## [DATA TO USE]
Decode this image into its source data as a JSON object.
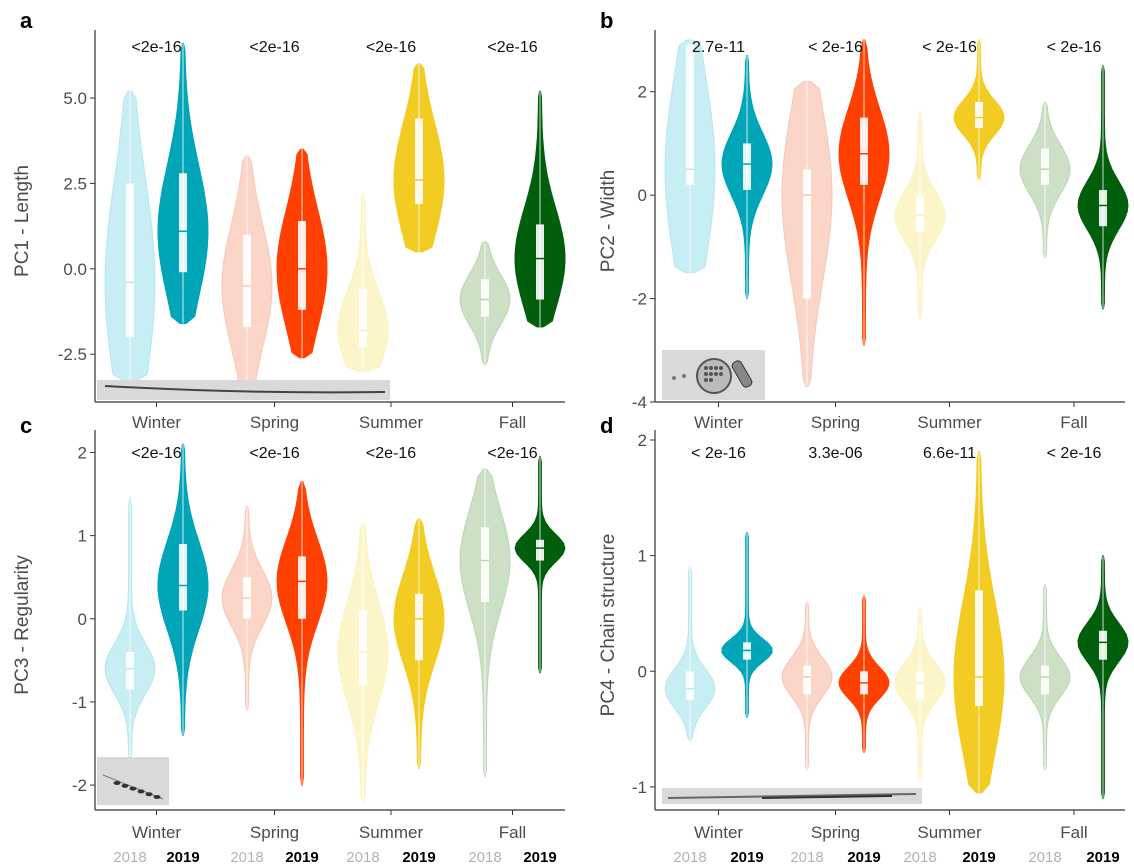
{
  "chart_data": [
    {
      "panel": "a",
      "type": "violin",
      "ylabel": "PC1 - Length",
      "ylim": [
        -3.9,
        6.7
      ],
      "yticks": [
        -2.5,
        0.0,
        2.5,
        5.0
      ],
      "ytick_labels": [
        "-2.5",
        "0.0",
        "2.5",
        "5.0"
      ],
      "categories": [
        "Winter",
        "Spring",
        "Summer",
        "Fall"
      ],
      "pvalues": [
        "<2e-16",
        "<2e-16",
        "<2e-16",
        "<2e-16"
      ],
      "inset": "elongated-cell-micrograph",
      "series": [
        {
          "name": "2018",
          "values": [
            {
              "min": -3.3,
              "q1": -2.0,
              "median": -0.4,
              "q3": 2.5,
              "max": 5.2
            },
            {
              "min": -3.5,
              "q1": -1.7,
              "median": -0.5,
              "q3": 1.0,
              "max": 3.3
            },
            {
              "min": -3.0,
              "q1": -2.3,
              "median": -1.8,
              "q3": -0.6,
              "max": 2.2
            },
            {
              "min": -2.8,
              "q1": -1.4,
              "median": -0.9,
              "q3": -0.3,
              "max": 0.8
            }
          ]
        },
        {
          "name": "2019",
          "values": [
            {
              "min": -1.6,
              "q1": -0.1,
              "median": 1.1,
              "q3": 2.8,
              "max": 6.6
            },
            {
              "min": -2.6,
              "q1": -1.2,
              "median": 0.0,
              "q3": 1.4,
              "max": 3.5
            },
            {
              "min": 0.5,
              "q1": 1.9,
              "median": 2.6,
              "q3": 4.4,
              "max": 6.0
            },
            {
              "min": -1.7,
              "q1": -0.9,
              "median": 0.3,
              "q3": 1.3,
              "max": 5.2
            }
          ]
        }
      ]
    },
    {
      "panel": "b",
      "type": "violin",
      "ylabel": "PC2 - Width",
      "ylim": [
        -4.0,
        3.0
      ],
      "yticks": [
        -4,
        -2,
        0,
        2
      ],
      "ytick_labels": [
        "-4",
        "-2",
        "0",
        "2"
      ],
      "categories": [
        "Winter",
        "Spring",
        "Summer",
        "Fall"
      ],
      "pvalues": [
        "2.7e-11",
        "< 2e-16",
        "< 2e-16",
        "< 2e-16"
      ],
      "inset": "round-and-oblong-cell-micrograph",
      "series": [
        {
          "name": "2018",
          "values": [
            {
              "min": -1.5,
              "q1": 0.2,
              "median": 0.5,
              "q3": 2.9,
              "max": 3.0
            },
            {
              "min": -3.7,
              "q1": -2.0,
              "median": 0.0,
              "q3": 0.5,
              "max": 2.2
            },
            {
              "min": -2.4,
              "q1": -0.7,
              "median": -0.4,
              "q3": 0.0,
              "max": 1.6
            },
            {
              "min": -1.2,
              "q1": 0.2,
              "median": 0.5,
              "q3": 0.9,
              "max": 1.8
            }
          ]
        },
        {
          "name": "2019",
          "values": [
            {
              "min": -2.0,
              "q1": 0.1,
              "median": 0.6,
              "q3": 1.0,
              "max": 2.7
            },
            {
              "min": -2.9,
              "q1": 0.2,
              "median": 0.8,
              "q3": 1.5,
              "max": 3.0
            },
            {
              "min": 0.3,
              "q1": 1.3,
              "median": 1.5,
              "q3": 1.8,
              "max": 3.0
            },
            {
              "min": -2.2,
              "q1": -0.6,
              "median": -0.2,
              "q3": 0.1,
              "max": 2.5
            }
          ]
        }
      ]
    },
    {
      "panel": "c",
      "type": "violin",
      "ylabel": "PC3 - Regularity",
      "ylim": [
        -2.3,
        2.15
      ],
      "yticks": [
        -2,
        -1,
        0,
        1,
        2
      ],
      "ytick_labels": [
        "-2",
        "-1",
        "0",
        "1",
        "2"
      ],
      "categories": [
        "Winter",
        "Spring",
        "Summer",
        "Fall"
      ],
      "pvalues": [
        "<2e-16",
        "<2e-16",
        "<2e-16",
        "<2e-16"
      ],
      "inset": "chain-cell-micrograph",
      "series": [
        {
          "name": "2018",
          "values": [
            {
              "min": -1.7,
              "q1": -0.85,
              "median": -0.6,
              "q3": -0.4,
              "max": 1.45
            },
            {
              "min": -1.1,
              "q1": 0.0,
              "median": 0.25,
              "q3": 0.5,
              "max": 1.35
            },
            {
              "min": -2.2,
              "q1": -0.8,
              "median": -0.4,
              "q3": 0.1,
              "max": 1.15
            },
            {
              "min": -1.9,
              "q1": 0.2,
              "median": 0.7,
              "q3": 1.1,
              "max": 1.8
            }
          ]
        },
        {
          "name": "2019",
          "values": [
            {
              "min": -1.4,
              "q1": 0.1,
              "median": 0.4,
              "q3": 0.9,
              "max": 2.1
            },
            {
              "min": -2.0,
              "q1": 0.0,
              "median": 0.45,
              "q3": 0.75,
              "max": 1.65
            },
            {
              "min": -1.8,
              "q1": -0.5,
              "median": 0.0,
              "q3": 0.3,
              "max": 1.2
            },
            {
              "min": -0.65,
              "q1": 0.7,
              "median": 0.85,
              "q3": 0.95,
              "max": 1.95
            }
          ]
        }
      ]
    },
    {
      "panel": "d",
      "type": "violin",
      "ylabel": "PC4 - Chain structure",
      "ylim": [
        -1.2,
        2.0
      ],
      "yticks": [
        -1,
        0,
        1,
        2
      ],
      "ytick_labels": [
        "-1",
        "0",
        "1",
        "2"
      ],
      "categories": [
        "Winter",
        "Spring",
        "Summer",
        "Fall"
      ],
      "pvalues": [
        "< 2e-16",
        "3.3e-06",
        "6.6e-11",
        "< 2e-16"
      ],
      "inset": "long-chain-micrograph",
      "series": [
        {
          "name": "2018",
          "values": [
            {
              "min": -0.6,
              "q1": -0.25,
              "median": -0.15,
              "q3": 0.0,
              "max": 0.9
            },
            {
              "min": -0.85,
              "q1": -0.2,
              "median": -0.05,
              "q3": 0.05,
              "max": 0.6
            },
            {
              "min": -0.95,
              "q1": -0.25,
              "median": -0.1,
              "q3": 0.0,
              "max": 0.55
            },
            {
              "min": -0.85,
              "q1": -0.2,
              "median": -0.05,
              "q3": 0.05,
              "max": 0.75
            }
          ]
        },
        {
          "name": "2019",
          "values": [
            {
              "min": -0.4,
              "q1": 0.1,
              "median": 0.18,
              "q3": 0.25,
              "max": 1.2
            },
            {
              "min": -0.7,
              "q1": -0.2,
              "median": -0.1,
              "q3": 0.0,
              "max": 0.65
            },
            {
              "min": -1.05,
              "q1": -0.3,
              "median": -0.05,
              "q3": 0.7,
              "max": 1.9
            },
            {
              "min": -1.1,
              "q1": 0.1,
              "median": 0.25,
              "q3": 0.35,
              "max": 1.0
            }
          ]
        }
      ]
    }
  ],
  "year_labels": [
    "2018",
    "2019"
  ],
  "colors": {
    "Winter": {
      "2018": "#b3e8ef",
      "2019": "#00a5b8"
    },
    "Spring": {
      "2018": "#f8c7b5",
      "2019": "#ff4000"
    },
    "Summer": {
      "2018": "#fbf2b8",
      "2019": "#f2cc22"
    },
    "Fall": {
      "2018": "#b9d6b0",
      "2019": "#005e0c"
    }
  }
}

## [REQUIREMENT]
Check each line of the listing above for the string "micrograph", then report only how many lines have it.

## [COMPLETED EXERCISE]
4